Stated exercise –
Please type out all of the entries below, keeping every line identical to the original.

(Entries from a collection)
-------
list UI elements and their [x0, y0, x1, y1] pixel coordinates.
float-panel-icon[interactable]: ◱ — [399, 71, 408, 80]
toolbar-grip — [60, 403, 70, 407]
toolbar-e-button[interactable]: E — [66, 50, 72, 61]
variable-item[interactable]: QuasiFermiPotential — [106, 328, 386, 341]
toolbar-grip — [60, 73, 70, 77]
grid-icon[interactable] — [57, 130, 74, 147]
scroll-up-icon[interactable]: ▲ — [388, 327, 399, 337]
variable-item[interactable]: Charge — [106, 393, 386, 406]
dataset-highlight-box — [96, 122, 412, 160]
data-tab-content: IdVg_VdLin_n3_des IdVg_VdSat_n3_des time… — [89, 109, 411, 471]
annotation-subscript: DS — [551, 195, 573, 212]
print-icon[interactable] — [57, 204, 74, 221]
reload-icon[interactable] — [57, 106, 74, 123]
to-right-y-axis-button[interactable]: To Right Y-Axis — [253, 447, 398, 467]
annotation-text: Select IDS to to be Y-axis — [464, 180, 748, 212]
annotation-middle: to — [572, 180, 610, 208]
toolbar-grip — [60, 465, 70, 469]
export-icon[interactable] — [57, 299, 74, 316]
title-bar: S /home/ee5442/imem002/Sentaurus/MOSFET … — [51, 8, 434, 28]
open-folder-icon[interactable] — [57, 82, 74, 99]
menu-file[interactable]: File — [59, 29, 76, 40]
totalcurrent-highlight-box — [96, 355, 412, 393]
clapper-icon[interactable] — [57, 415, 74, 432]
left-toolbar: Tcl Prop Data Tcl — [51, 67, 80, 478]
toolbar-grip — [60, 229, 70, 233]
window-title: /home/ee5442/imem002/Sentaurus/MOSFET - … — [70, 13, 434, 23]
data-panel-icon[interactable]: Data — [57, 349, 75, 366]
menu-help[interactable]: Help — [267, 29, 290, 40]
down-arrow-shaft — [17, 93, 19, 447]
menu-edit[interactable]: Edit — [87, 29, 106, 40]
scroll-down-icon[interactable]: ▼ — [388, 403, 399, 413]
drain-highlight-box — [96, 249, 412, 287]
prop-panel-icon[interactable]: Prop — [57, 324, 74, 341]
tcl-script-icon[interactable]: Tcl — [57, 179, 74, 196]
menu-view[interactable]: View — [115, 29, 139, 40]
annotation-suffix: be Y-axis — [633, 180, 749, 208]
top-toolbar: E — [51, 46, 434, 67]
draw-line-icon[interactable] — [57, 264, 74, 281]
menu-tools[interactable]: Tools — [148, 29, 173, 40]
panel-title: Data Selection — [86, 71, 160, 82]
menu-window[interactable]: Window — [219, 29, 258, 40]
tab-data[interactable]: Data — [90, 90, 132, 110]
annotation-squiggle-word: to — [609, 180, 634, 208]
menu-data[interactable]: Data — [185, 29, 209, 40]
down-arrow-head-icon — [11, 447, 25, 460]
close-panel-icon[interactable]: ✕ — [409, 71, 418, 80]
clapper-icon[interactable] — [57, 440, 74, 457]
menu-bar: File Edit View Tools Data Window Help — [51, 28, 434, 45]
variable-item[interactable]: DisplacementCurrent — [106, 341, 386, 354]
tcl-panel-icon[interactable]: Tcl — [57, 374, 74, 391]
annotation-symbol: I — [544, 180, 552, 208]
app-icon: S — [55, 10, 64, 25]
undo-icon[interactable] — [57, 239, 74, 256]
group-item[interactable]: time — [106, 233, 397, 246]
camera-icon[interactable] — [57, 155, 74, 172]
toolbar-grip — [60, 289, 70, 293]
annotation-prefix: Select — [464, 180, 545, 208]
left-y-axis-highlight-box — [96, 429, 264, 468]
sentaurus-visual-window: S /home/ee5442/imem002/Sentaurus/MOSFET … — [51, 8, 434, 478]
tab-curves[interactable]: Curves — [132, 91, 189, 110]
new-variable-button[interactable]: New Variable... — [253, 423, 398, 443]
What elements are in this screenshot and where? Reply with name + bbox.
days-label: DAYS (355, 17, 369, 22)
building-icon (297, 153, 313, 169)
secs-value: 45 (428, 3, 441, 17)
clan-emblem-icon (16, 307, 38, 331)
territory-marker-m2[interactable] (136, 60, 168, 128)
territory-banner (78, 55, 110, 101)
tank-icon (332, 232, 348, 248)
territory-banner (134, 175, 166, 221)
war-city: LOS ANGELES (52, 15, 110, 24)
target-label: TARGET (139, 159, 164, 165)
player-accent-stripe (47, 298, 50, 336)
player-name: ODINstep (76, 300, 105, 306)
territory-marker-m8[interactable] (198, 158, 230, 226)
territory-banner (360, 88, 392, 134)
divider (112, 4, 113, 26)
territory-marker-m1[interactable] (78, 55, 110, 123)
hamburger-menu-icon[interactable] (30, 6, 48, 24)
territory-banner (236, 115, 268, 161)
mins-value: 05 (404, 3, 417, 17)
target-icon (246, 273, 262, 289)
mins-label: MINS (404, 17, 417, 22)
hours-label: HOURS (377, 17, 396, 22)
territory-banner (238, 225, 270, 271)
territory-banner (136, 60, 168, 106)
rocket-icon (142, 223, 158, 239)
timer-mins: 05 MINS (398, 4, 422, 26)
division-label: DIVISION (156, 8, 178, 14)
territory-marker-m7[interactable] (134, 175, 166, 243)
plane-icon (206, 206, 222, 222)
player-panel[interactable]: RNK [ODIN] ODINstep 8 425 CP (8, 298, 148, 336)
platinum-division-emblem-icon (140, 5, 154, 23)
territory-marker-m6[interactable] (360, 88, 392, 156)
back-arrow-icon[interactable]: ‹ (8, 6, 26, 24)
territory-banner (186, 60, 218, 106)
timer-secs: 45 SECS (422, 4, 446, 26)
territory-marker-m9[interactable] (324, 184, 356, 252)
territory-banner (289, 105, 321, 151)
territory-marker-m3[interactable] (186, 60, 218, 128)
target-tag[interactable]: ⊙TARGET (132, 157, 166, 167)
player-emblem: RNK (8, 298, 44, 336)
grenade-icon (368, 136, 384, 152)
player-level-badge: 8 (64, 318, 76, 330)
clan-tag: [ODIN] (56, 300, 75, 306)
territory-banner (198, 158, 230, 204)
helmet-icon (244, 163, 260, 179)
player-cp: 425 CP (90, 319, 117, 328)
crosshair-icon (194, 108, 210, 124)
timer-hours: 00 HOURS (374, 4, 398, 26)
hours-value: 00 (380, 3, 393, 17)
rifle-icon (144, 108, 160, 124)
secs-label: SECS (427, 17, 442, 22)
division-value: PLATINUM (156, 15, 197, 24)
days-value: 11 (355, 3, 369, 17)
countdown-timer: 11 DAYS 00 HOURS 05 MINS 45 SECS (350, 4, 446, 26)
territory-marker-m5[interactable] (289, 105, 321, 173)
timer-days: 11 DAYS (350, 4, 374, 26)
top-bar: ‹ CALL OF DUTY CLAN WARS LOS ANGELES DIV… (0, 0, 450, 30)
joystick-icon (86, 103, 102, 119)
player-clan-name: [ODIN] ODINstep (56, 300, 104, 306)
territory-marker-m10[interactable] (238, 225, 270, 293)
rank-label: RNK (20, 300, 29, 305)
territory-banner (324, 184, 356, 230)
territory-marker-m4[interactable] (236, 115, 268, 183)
-------
Task result –
list UI elements and their [x0, y0, x1, y1] pixel coordinates.
float-panel-icon[interactable]: ◱ — [399, 71, 408, 80]
toolbar-grip — [60, 403, 70, 407]
toolbar-e-button[interactable]: E — [66, 50, 72, 61]
variable-item[interactable]: QuasiFermiPotential — [106, 328, 386, 341]
toolbar-grip — [60, 73, 70, 77]
grid-icon[interactable] — [57, 130, 74, 147]
scroll-up-icon[interactable]: ▲ — [388, 327, 399, 337]
variable-item[interactable]: Charge — [106, 393, 386, 406]
dataset-highlight-box — [96, 122, 412, 160]
data-tab-content: IdVg_VdLin_n3_des IdVg_VdSat_n3_des time… — [89, 109, 411, 471]
annotation-subscript: DS — [551, 195, 573, 212]
print-icon[interactable] — [57, 204, 74, 221]
reload-icon[interactable] — [57, 106, 74, 123]
to-right-y-axis-button[interactable]: To Right Y-Axis — [253, 447, 398, 467]
annotation-text: Select IDS to to be Y-axis — [464, 180, 748, 212]
annotation-middle: to — [572, 180, 610, 208]
toolbar-grip — [60, 465, 70, 469]
export-icon[interactable] — [57, 299, 74, 316]
title-bar: S /home/ee5442/imem002/Sentaurus/MOSFET … — [51, 8, 434, 28]
open-folder-icon[interactable] — [57, 82, 74, 99]
menu-file[interactable]: File — [59, 29, 76, 40]
totalcurrent-highlight-box — [96, 355, 412, 393]
clapper-icon[interactable] — [57, 415, 74, 432]
left-toolbar: Tcl Prop Data Tcl — [51, 67, 80, 478]
toolbar-grip — [60, 229, 70, 233]
window-title: /home/ee5442/imem002/Sentaurus/MOSFET - … — [70, 13, 434, 23]
data-panel-icon[interactable]: Data — [57, 349, 75, 366]
menu-help[interactable]: Help — [267, 29, 290, 40]
down-arrow-shaft — [17, 93, 19, 447]
menu-edit[interactable]: Edit — [87, 29, 106, 40]
scroll-down-icon[interactable]: ▼ — [388, 403, 399, 413]
drain-highlight-box — [96, 249, 412, 287]
prop-panel-icon[interactable]: Prop — [57, 324, 74, 341]
tcl-script-icon[interactable]: Tcl — [57, 179, 74, 196]
menu-view[interactable]: View — [115, 29, 139, 40]
annotation-suffix: be Y-axis — [633, 180, 749, 208]
top-toolbar: E — [51, 46, 434, 67]
draw-line-icon[interactable] — [57, 264, 74, 281]
menu-tools[interactable]: Tools — [148, 29, 173, 40]
panel-title: Data Selection — [86, 71, 160, 82]
menu-window[interactable]: Window — [219, 29, 258, 40]
tab-data[interactable]: Data — [90, 90, 132, 110]
annotation-squiggle-word: to — [609, 180, 634, 208]
menu-data[interactable]: Data — [185, 29, 209, 40]
down-arrow-head-icon — [11, 447, 25, 460]
close-panel-icon[interactable]: ✕ — [409, 71, 418, 80]
clapper-icon[interactable] — [57, 440, 74, 457]
menu-bar: File Edit View Tools Data Window Help — [51, 28, 434, 45]
variable-item[interactable]: DisplacementCurrent — [106, 341, 386, 354]
tcl-panel-icon[interactable]: Tcl — [57, 374, 74, 391]
annotation-symbol: I — [544, 180, 552, 208]
app-icon: S — [55, 10, 64, 25]
undo-icon[interactable] — [57, 239, 74, 256]
group-item[interactable]: time — [106, 233, 397, 246]
camera-icon[interactable] — [57, 155, 74, 172]
toolbar-grip — [60, 289, 70, 293]
annotation-prefix: Select — [464, 180, 545, 208]
left-y-axis-highlight-box — [96, 429, 264, 468]
sentaurus-visual-window: S /home/ee5442/imem002/Sentaurus/MOSFET … — [51, 8, 434, 478]
tab-curves[interactable]: Curves — [132, 91, 189, 110]
new-variable-button[interactable]: New Variable... — [253, 423, 398, 443]
What elements are in this screenshot and where? Reply with name + bbox.
days-label: DAYS (355, 17, 369, 22)
building-icon (297, 153, 313, 169)
secs-value: 45 (428, 3, 441, 17)
clan-emblem-icon (16, 307, 38, 331)
territory-marker-m2[interactable] (136, 60, 168, 128)
territory-banner (78, 55, 110, 101)
tank-icon (332, 232, 348, 248)
territory-banner (134, 175, 166, 221)
war-city: LOS ANGELES (52, 15, 110, 24)
target-label: TARGET (139, 159, 164, 165)
player-accent-stripe (47, 298, 50, 336)
player-name: ODINstep (76, 300, 105, 306)
territory-marker-m8[interactable] (198, 158, 230, 226)
territory-banner (360, 88, 392, 134)
divider (112, 4, 113, 26)
territory-marker-m1[interactable] (78, 55, 110, 123)
hamburger-menu-icon[interactable] (30, 6, 48, 24)
territory-banner (236, 115, 268, 161)
mins-value: 05 (404, 3, 417, 17)
target-icon (246, 273, 262, 289)
mins-label: MINS (404, 17, 417, 22)
hours-label: HOURS (377, 17, 396, 22)
territory-banner (238, 225, 270, 271)
territory-banner (136, 60, 168, 106)
rocket-icon (142, 223, 158, 239)
timer-mins: 05 MINS (398, 4, 422, 26)
division-label: DIVISION (156, 8, 178, 14)
territory-marker-m7[interactable] (134, 175, 166, 243)
plane-icon (206, 206, 222, 222)
player-panel[interactable]: RNK [ODIN] ODINstep 8 425 CP (8, 298, 148, 336)
platinum-division-emblem-icon (140, 5, 154, 23)
territory-marker-m6[interactable] (360, 88, 392, 156)
back-arrow-icon[interactable]: ‹ (8, 6, 26, 24)
territory-banner (186, 60, 218, 106)
timer-secs: 45 SECS (422, 4, 446, 26)
territory-marker-m9[interactable] (324, 184, 356, 252)
territory-banner (289, 105, 321, 151)
territory-marker-m3[interactable] (186, 60, 218, 128)
target-tag[interactable]: ⊙TARGET (132, 157, 166, 167)
player-emblem: RNK (8, 298, 44, 336)
grenade-icon (368, 136, 384, 152)
player-level-badge: 8 (64, 318, 76, 330)
clan-tag: [ODIN] (56, 300, 75, 306)
territory-banner (198, 158, 230, 204)
helmet-icon (244, 163, 260, 179)
player-cp: 425 CP (90, 319, 117, 328)
crosshair-icon (194, 108, 210, 124)
timer-hours: 00 HOURS (374, 4, 398, 26)
hours-value: 00 (380, 3, 393, 17)
rifle-icon (144, 108, 160, 124)
secs-label: SECS (427, 17, 442, 22)
division-value: PLATINUM (156, 15, 197, 24)
days-value: 11 (355, 3, 369, 17)
countdown-timer: 11 DAYS 00 HOURS 05 MINS 45 SECS (350, 4, 446, 26)
territory-marker-m5[interactable] (289, 105, 321, 173)
timer-days: 11 DAYS (350, 4, 374, 26)
top-bar: ‹ CALL OF DUTY CLAN WARS LOS ANGELES DIV… (0, 0, 450, 30)
joystick-icon (86, 103, 102, 119)
player-clan-name: [ODIN] ODINstep (56, 300, 104, 306)
territory-marker-m10[interactable] (238, 225, 270, 293)
rank-label: RNK (20, 300, 29, 305)
territory-banner (324, 184, 356, 230)
territory-marker-m4[interactable] (236, 115, 268, 183)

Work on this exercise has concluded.